** Begin SUPPLIED DATA **

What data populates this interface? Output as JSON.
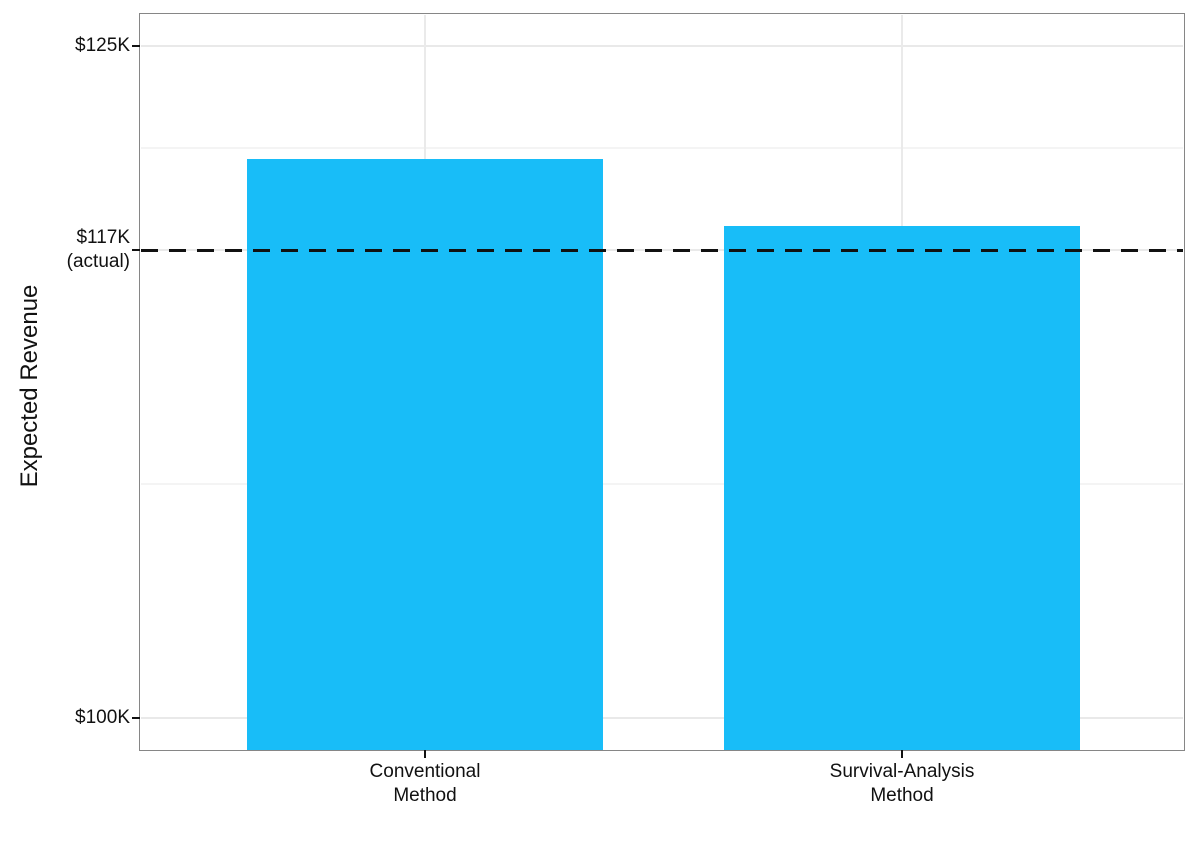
{
  "chart_data": {
    "type": "bar",
    "categories": [
      "Conventional Method",
      "Survival-Analysis Method"
    ],
    "values_k": [
      120.8,
      118.3
    ],
    "unit": "USD thousands",
    "ylabel": "Expected Revenue",
    "xlabel": "",
    "ylim_k": [
      98.8,
      126.2
    ],
    "grid": true,
    "legend": false,
    "bar_color": "#18bdf8",
    "reference_line": {
      "value_k": 117.4,
      "style": "dashed",
      "color": "#111111",
      "label_lines": [
        "$117K",
        "(actual)"
      ]
    },
    "y_ticks": [
      {
        "value_k": 125,
        "lines": [
          "$125K"
        ]
      },
      {
        "value_k": 117.4,
        "lines": [
          "$117K",
          "(actual)"
        ]
      },
      {
        "value_k": 100,
        "lines": [
          "$100K"
        ]
      }
    ],
    "y_minor_gridlines_k": [
      121.2,
      108.7
    ],
    "x_tick_labels": [
      [
        "Conventional",
        "Method"
      ],
      [
        "Survival-Analysis",
        "Method"
      ]
    ]
  }
}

** End SUPPLIED DATA **

Output all of the records exactly as they appear above, but not the pictures.

## WRITTEN RESPONSE
What data populates this interface? Output as JSON.
{
  "chart_data": {
    "type": "bar",
    "categories": [
      "Conventional Method",
      "Survival-Analysis Method"
    ],
    "values_k": [
      120.8,
      118.3
    ],
    "unit": "USD thousands",
    "ylabel": "Expected Revenue",
    "xlabel": "",
    "ylim_k": [
      98.8,
      126.2
    ],
    "grid": true,
    "legend": false,
    "bar_color": "#18bdf8",
    "reference_line": {
      "value_k": 117.4,
      "style": "dashed",
      "color": "#111111",
      "label_lines": [
        "$117K",
        "(actual)"
      ]
    },
    "y_ticks": [
      {
        "value_k": 125,
        "lines": [
          "$125K"
        ]
      },
      {
        "value_k": 117.4,
        "lines": [
          "$117K",
          "(actual)"
        ]
      },
      {
        "value_k": 100,
        "lines": [
          "$100K"
        ]
      }
    ],
    "y_minor_gridlines_k": [
      121.2,
      108.7
    ],
    "x_tick_labels": [
      [
        "Conventional",
        "Method"
      ],
      [
        "Survival-Analysis",
        "Method"
      ]
    ]
  }
}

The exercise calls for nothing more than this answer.